[start of Supplied information]

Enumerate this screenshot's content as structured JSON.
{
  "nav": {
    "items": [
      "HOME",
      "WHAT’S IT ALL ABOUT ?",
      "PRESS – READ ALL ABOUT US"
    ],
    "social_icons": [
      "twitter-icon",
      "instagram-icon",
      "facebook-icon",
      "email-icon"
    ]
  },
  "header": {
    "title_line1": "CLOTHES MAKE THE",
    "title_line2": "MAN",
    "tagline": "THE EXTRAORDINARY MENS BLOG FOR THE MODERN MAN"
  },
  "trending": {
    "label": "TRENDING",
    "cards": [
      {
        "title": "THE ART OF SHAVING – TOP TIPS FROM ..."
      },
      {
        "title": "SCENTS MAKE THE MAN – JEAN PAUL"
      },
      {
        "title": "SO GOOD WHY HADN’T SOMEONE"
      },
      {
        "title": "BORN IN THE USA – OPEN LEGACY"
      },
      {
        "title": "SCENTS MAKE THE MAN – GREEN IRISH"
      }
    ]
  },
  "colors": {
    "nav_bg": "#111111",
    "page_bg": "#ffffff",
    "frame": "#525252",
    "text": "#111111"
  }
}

[end of Supplied information]

#### Task to complete
Retype the listing. Match it exactly.

#### Finished answer
Enumerate this screenshot's content as structured JSON.
{
  "nav": {
    "items": [
      "HOME",
      "WHAT’S IT ALL ABOUT ?",
      "PRESS – READ ALL ABOUT US"
    ],
    "social_icons": [
      "twitter-icon",
      "instagram-icon",
      "facebook-icon",
      "email-icon"
    ]
  },
  "header": {
    "title_line1": "CLOTHES MAKE THE",
    "title_line2": "MAN",
    "tagline": "THE EXTRAORDINARY MENS BLOG FOR THE MODERN MAN"
  },
  "trending": {
    "label": "TRENDING",
    "cards": [
      {
        "title": "THE ART OF SHAVING – TOP TIPS FROM ..."
      },
      {
        "title": "SCENTS MAKE THE MAN – JEAN PAUL"
      },
      {
        "title": "SO GOOD WHY HADN’T SOMEONE"
      },
      {
        "title": "BORN IN THE USA – OPEN LEGACY"
      },
      {
        "title": "SCENTS MAKE THE MAN – GREEN IRISH"
      }
    ]
  },
  "colors": {
    "nav_bg": "#111111",
    "page_bg": "#ffffff",
    "frame": "#525252",
    "text": "#111111"
  }
}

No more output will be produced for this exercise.